WHAT YOU ARE ASKED TO DO
Pictures do not belong in the copy; transcribe everything else in the records exactly.
-------- EXTRACTED RECORDS
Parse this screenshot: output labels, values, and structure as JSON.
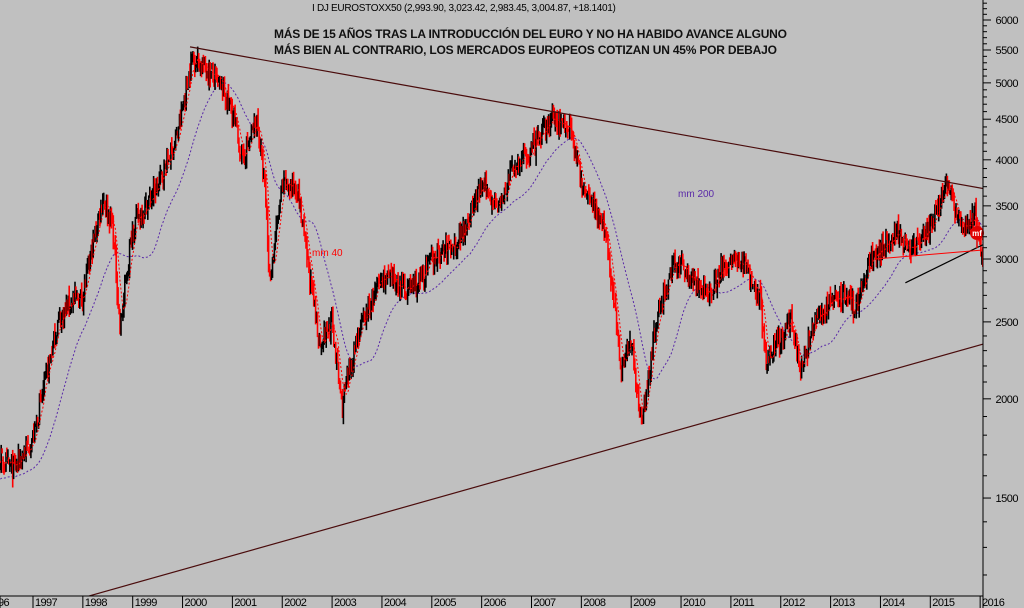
{
  "chart_data": {
    "type": "candlestick",
    "title": "I DJ EUROSTOXX50 (2,993.90, 3,023.42, 2,983.45, 3,004.87, +18.1401)",
    "annotations": [
      "MÁS DE 15 AÑOS TRAS LA INTRODUCCIÓN DEL EURO Y NO HA HABIDO AVANCE ALGUNO",
      "MÁS BIEN AL CONTRARIO, LOS MERCADOS EUROPEOS COTIZAN UN 45% POR DEBAJO"
    ],
    "ma_labels": {
      "ma40": "mm 40",
      "ma200": "mm 200"
    },
    "marker_label": "mf",
    "yscale": "log",
    "ylim": [
      1150,
      6300
    ],
    "y_ticks": [
      1500,
      2000,
      2500,
      3000,
      3500,
      4000,
      4500,
      5000,
      5500,
      6000
    ],
    "x_ticks": [
      "96",
      "1997",
      "1998",
      "1999",
      "2000",
      "2001",
      "2002",
      "2003",
      "2004",
      "2005",
      "2006",
      "2007",
      "2008",
      "2009",
      "2010",
      "2011",
      "2012",
      "2013",
      "2014",
      "2015",
      "2016"
    ],
    "xlim": [
      1996.34,
      2016.07
    ],
    "price_keypoints": [
      [
        1995.9,
        1600
      ],
      [
        1996.3,
        1680
      ],
      [
        1996.6,
        1630
      ],
      [
        1997.0,
        1780
      ],
      [
        1997.5,
        2500
      ],
      [
        1997.75,
        2650
      ],
      [
        1998.0,
        2700
      ],
      [
        1998.4,
        3600
      ],
      [
        1998.6,
        3300
      ],
      [
        1998.75,
        2450
      ],
      [
        1999.0,
        3300
      ],
      [
        1999.5,
        3700
      ],
      [
        1999.9,
        4300
      ],
      [
        2000.2,
        5400
      ],
      [
        2000.5,
        5200
      ],
      [
        2000.8,
        4900
      ],
      [
        2001.0,
        4600
      ],
      [
        2001.2,
        4000
      ],
      [
        2001.5,
        4500
      ],
      [
        2001.68,
        3500
      ],
      [
        2001.74,
        2800
      ],
      [
        2002.0,
        3700
      ],
      [
        2002.3,
        3700
      ],
      [
        2002.5,
        3000
      ],
      [
        2002.75,
        2350
      ],
      [
        2003.0,
        2500
      ],
      [
        2003.2,
        1950
      ],
      [
        2003.5,
        2400
      ],
      [
        2003.75,
        2600
      ],
      [
        2004.0,
        2850
      ],
      [
        2004.5,
        2750
      ],
      [
        2004.75,
        2800
      ],
      [
        2005.0,
        3000
      ],
      [
        2005.5,
        3150
      ],
      [
        2006.0,
        3700
      ],
      [
        2006.4,
        3500
      ],
      [
        2006.6,
        3900
      ],
      [
        2007.0,
        4100
      ],
      [
        2007.4,
        4500
      ],
      [
        2007.8,
        4400
      ],
      [
        2008.0,
        3700
      ],
      [
        2008.2,
        3600
      ],
      [
        2008.5,
        3200
      ],
      [
        2008.7,
        2500
      ],
      [
        2008.8,
        2200
      ],
      [
        2009.0,
        2400
      ],
      [
        2009.2,
        1850
      ],
      [
        2009.5,
        2500
      ],
      [
        2009.8,
        2900
      ],
      [
        2010.0,
        2950
      ],
      [
        2010.3,
        2800
      ],
      [
        2010.5,
        2700
      ],
      [
        2010.8,
        2900
      ],
      [
        2011.0,
        3000
      ],
      [
        2011.3,
        2950
      ],
      [
        2011.6,
        2650
      ],
      [
        2011.72,
        2150
      ],
      [
        2011.9,
        2400
      ],
      [
        2012.0,
        2350
      ],
      [
        2012.2,
        2550
      ],
      [
        2012.4,
        2150
      ],
      [
        2012.6,
        2400
      ],
      [
        2012.8,
        2550
      ],
      [
        2013.0,
        2650
      ],
      [
        2013.3,
        2700
      ],
      [
        2013.5,
        2600
      ],
      [
        2013.8,
        3000
      ],
      [
        2014.0,
        3100
      ],
      [
        2014.4,
        3250
      ],
      [
        2014.6,
        3050
      ],
      [
        2014.8,
        3150
      ],
      [
        2015.0,
        3250
      ],
      [
        2015.3,
        3750
      ],
      [
        2015.5,
        3500
      ],
      [
        2015.7,
        3250
      ],
      [
        2015.9,
        3400
      ],
      [
        2016.0,
        3100
      ],
      [
        2016.1,
        2750
      ],
      [
        2016.18,
        3005
      ]
    ],
    "trendlines": [
      {
        "name": "upper-resistance",
        "from": [
          2000.15,
          5550
        ],
        "to": [
          2016.07,
          3680
        ]
      },
      {
        "name": "lower-support",
        "from": [
          1998.1,
          1128
        ],
        "to": [
          2016.07,
          2345
        ]
      },
      {
        "name": "short-support",
        "from": [
          2014.5,
          2800
        ],
        "to": [
          2016.07,
          3130
        ]
      }
    ],
    "colors": {
      "background": "#c0c0c0",
      "up": "#000000",
      "down": "#ff0000",
      "ma40": "#ff0000",
      "ma200": "#5a2aa8",
      "trend": "#4a0c0c"
    }
  }
}
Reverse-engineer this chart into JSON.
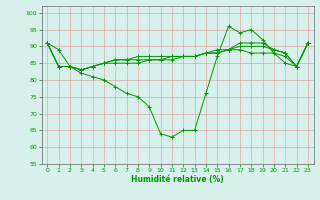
{
  "xlabel": "Humidité relative (%)",
  "background_color": "#d8f0ec",
  "grid_color": "#ddaaaa",
  "line_color": "#009900",
  "xlim": [
    -0.5,
    23.5
  ],
  "ylim": [
    55,
    102
  ],
  "yticks": [
    55,
    60,
    65,
    70,
    75,
    80,
    85,
    90,
    95,
    100
  ],
  "xticks": [
    0,
    1,
    2,
    3,
    4,
    5,
    6,
    7,
    8,
    9,
    10,
    11,
    12,
    13,
    14,
    15,
    16,
    17,
    18,
    19,
    20,
    21,
    22,
    23
  ],
  "series": [
    [
      91,
      89,
      84,
      82,
      81,
      80,
      78,
      76,
      75,
      72,
      64,
      63,
      65,
      65,
      76,
      87,
      96,
      94,
      95,
      92,
      88,
      85,
      84,
      91
    ],
    [
      91,
      84,
      84,
      83,
      84,
      85,
      85,
      85,
      85,
      86,
      86,
      86,
      87,
      87,
      88,
      89,
      89,
      89,
      88,
      88,
      88,
      87,
      84,
      91
    ],
    [
      91,
      84,
      84,
      83,
      84,
      85,
      86,
      86,
      86,
      86,
      86,
      87,
      87,
      87,
      88,
      88,
      89,
      90,
      90,
      90,
      89,
      88,
      84,
      91
    ],
    [
      91,
      84,
      84,
      83,
      84,
      85,
      86,
      86,
      87,
      87,
      87,
      87,
      87,
      87,
      88,
      88,
      89,
      91,
      91,
      91,
      89,
      88,
      84,
      91
    ]
  ]
}
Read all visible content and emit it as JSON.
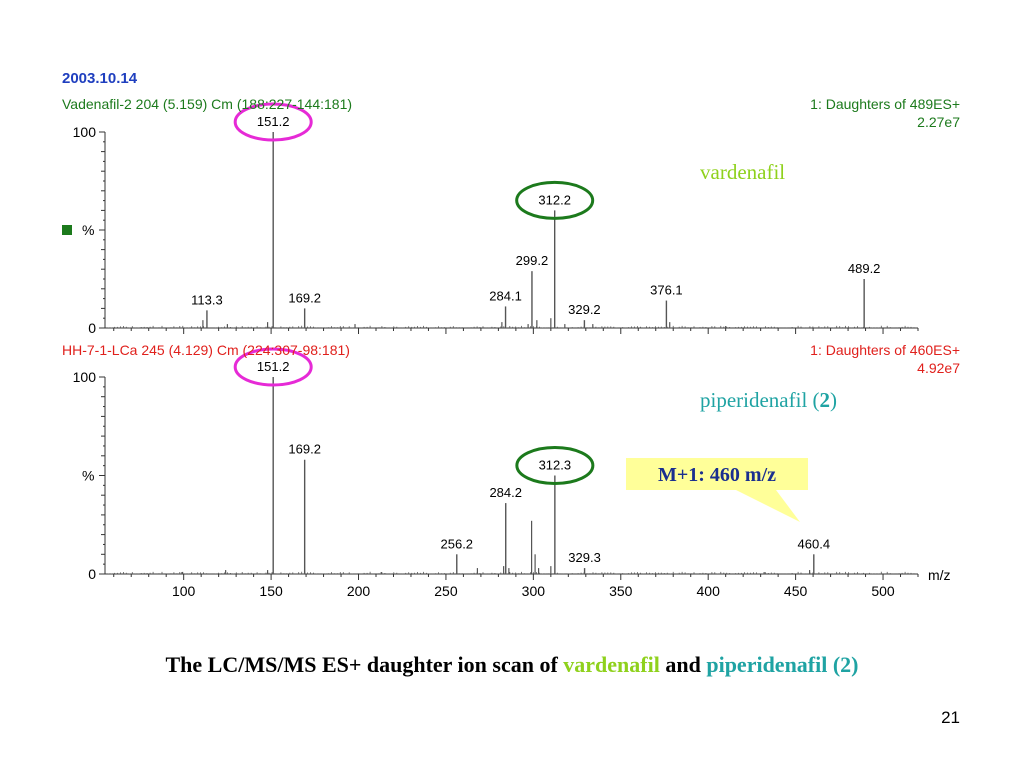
----------------
ANSWER
Parse this screenshot: output labels, values, and structure as JSON.
{
  "chart_data": {
    "type": "candlestick",
    "title": "I DJ EUROSTOXX50 (2,993.90, 3,023.42, 2,983.45, 3,004.87, +18.1401)",
    "annotations": [
      "MÁS DE 15 AÑOS TRAS LA INTRODUCCIÓN DEL EURO Y NO HA HABIDO AVANCE ALGUNO",
      "MÁS BIEN AL CONTRARIO, LOS MERCADOS EUROPEOS COTIZAN UN 45% POR DEBAJO"
    ],
    "ma_labels": {
      "ma40": "mm 40",
      "ma200": "mm 200"
    },
    "marker_label": "mf",
    "yscale": "log",
    "ylim": [
      1150,
      6300
    ],
    "y_ticks": [
      1500,
      2000,
      2500,
      3000,
      3500,
      4000,
      4500,
      5000,
      5500,
      6000
    ],
    "x_ticks": [
      "96",
      "1997",
      "1998",
      "1999",
      "2000",
      "2001",
      "2002",
      "2003",
      "2004",
      "2005",
      "2006",
      "2007",
      "2008",
      "2009",
      "2010",
      "2011",
      "2012",
      "2013",
      "2014",
      "2015",
      "2016"
    ],
    "xlim": [
      1996.34,
      2016.07
    ],
    "price_keypoints": [
      [
        1995.9,
        1600
      ],
      [
        1996.3,
        1680
      ],
      [
        1996.6,
        1630
      ],
      [
        1997.0,
        1780
      ],
      [
        1997.5,
        2500
      ],
      [
        1997.75,
        2650
      ],
      [
        1998.0,
        2700
      ],
      [
        1998.4,
        3600
      ],
      [
        1998.6,
        3300
      ],
      [
        1998.75,
        2450
      ],
      [
        1999.0,
        3300
      ],
      [
        1999.5,
        3700
      ],
      [
        1999.9,
        4300
      ],
      [
        2000.2,
        5400
      ],
      [
        2000.5,
        5200
      ],
      [
        2000.8,
        4900
      ],
      [
        2001.0,
        4600
      ],
      [
        2001.2,
        4000
      ],
      [
        2001.5,
        4500
      ],
      [
        2001.68,
        3500
      ],
      [
        2001.74,
        2800
      ],
      [
        2002.0,
        3700
      ],
      [
        2002.3,
        3700
      ],
      [
        2002.5,
        3000
      ],
      [
        2002.75,
        2350
      ],
      [
        2003.0,
        2500
      ],
      [
        2003.2,
        1950
      ],
      [
        2003.5,
        2400
      ],
      [
        2003.75,
        2600
      ],
      [
        2004.0,
        2850
      ],
      [
        2004.5,
        2750
      ],
      [
        2004.75,
        2800
      ],
      [
        2005.0,
        3000
      ],
      [
        2005.5,
        3150
      ],
      [
        2006.0,
        3700
      ],
      [
        2006.4,
        3500
      ],
      [
        2006.6,
        3900
      ],
      [
        2007.0,
        4100
      ],
      [
        2007.4,
        4500
      ],
      [
        2007.8,
        4400
      ],
      [
        2008.0,
        3700
      ],
      [
        2008.2,
        3600
      ],
      [
        2008.5,
        3200
      ],
      [
        2008.7,
        2500
      ],
      [
        2008.8,
        2200
      ],
      [
        2009.0,
        2400
      ],
      [
        2009.2,
        1850
      ],
      [
        2009.5,
        2500
      ],
      [
        2009.8,
        2900
      ],
      [
        2010.0,
        2950
      ],
      [
        2010.3,
        2800
      ],
      [
        2010.5,
        2700
      ],
      [
        2010.8,
        2900
      ],
      [
        2011.0,
        3000
      ],
      [
        2011.3,
        2950
      ],
      [
        2011.6,
        2650
      ],
      [
        2011.72,
        2150
      ],
      [
        2011.9,
        2400
      ],
      [
        2012.0,
        2350
      ],
      [
        2012.2,
        2550
      ],
      [
        2012.4,
        2150
      ],
      [
        2012.6,
        2400
      ],
      [
        2012.8,
        2550
      ],
      [
        2013.0,
        2650
      ],
      [
        2013.3,
        2700
      ],
      [
        2013.5,
        2600
      ],
      [
        2013.8,
        3000
      ],
      [
        2014.0,
        3100
      ],
      [
        2014.4,
        3250
      ],
      [
        2014.6,
        3050
      ],
      [
        2014.8,
        3150
      ],
      [
        2015.0,
        3250
      ],
      [
        2015.3,
        3750
      ],
      [
        2015.5,
        3500
      ],
      [
        2015.7,
        3250
      ],
      [
        2015.9,
        3400
      ],
      [
        2016.0,
        3100
      ],
      [
        2016.1,
        2750
      ],
      [
        2016.18,
        3005
      ]
    ],
    "trendlines": [
      {
        "name": "upper-resistance",
        "from": [
          2000.15,
          5550
        ],
        "to": [
          2016.07,
          3680
        ]
      },
      {
        "name": "lower-support",
        "from": [
          1998.1,
          1128
        ],
        "to": [
          2016.07,
          2345
        ]
      },
      {
        "name": "short-support",
        "from": [
          2014.5,
          2800
        ],
        "to": [
          2016.07,
          3130
        ]
      }
    ],
    "colors": {
      "background": "#c0c0c0",
      "up": "#000000",
      "down": "#ff0000",
      "ma40": "#ff0000",
      "ma200": "#5a2aa8",
      "trend": "#4a0c0c"
    }
  }
}
Reverse-engineer this chart into JSON.
{
  "xlabel": "Humidité relative (%)",
  "background_color": "#d8f0ec",
  "grid_color": "#ddaaaa",
  "line_color": "#009900",
  "xlim": [
    -0.5,
    23.5
  ],
  "ylim": [
    55,
    102
  ],
  "yticks": [
    55,
    60,
    65,
    70,
    75,
    80,
    85,
    90,
    95,
    100
  ],
  "xticks": [
    0,
    1,
    2,
    3,
    4,
    5,
    6,
    7,
    8,
    9,
    10,
    11,
    12,
    13,
    14,
    15,
    16,
    17,
    18,
    19,
    20,
    21,
    22,
    23
  ],
  "series": [
    [
      91,
      89,
      84,
      82,
      81,
      80,
      78,
      76,
      75,
      72,
      64,
      63,
      65,
      65,
      76,
      87,
      96,
      94,
      95,
      92,
      88,
      85,
      84,
      91
    ],
    [
      91,
      84,
      84,
      83,
      84,
      85,
      85,
      85,
      85,
      86,
      86,
      86,
      87,
      87,
      88,
      89,
      89,
      89,
      88,
      88,
      88,
      87,
      84,
      91
    ],
    [
      91,
      84,
      84,
      83,
      84,
      85,
      86,
      86,
      86,
      86,
      86,
      87,
      87,
      87,
      88,
      88,
      89,
      90,
      90,
      90,
      89,
      88,
      84,
      91
    ],
    [
      91,
      84,
      84,
      83,
      84,
      85,
      86,
      86,
      87,
      87,
      87,
      87,
      87,
      87,
      88,
      88,
      89,
      91,
      91,
      91,
      89,
      88,
      84,
      91
    ]
  ]
}
Read all visible content and emit it as JSON.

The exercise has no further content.